> _PROBLEM TO SOLVE_
Will you write out the data exactly, excluding every picture?

Saved entries
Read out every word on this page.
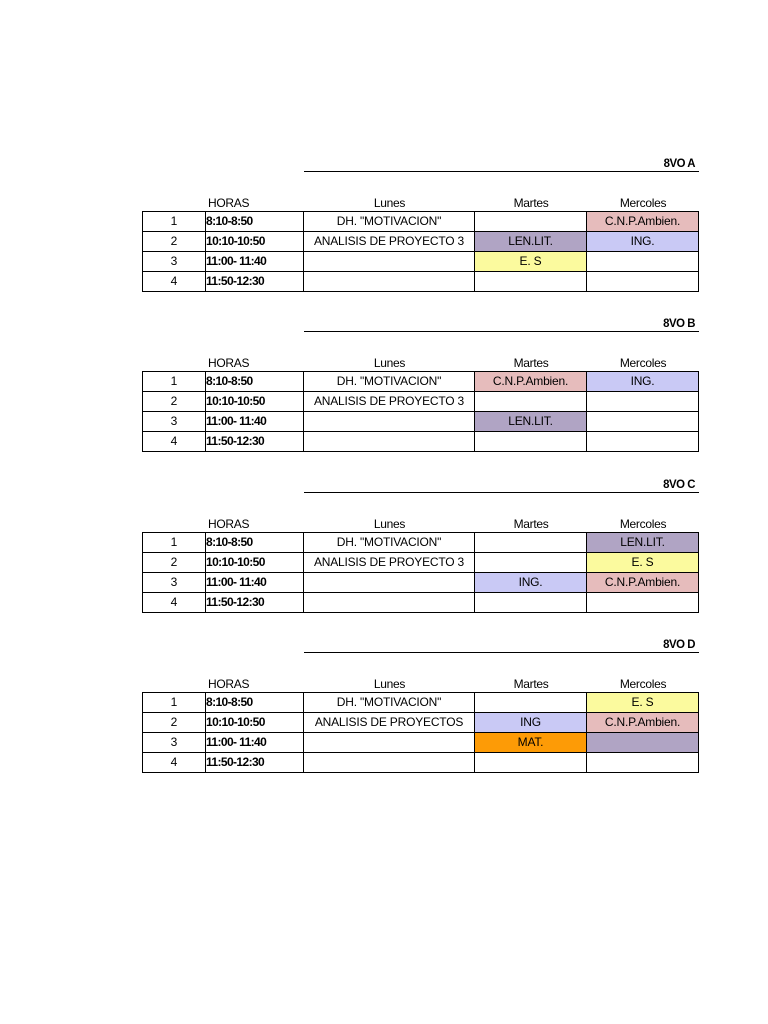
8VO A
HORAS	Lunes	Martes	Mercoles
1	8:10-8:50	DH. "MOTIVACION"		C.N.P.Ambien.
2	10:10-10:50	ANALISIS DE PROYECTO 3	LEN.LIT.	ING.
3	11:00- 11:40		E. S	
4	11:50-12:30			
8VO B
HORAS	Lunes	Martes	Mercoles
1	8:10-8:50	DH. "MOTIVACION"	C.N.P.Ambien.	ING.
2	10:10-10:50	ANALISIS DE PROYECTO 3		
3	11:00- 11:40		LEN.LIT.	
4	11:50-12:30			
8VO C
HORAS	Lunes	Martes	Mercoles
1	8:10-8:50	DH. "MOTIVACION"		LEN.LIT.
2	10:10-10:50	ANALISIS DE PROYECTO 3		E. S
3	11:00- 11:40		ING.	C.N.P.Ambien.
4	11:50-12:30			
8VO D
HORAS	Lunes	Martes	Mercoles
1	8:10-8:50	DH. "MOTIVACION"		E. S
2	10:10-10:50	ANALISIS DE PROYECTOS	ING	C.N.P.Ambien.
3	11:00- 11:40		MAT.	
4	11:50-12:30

> _TASK ANSWER_
Read out every word on this page.
8VO A
HORAS	Lunes	Martes	Mercoles
1	8:10-8:50	DH. "MOTIVACION"		C.N.P.Ambien.
2	10:10-10:50	ANALISIS DE PROYECTO 3	LEN.LIT.	ING.
3	11:00- 11:40		E. S	
4	11:50-12:30			
8VO B
HORAS	Lunes	Martes	Mercoles
1	8:10-8:50	DH. "MOTIVACION"	C.N.P.Ambien.	ING.
2	10:10-10:50	ANALISIS DE PROYECTO 3		
3	11:00- 11:40		LEN.LIT.	
4	11:50-12:30			
8VO C
HORAS	Lunes	Martes	Mercoles
1	8:10-8:50	DH. "MOTIVACION"		LEN.LIT.
2	10:10-10:50	ANALISIS DE PROYECTO 3		E. S
3	11:00- 11:40		ING.	C.N.P.Ambien.
4	11:50-12:30			
8VO D
HORAS	Lunes	Martes	Mercoles
1	8:10-8:50	DH. "MOTIVACION"		E. S
2	10:10-10:50	ANALISIS DE PROYECTOS	ING	C.N.P.Ambien.
3	11:00- 11:40		MAT.	
4	11:50-12:30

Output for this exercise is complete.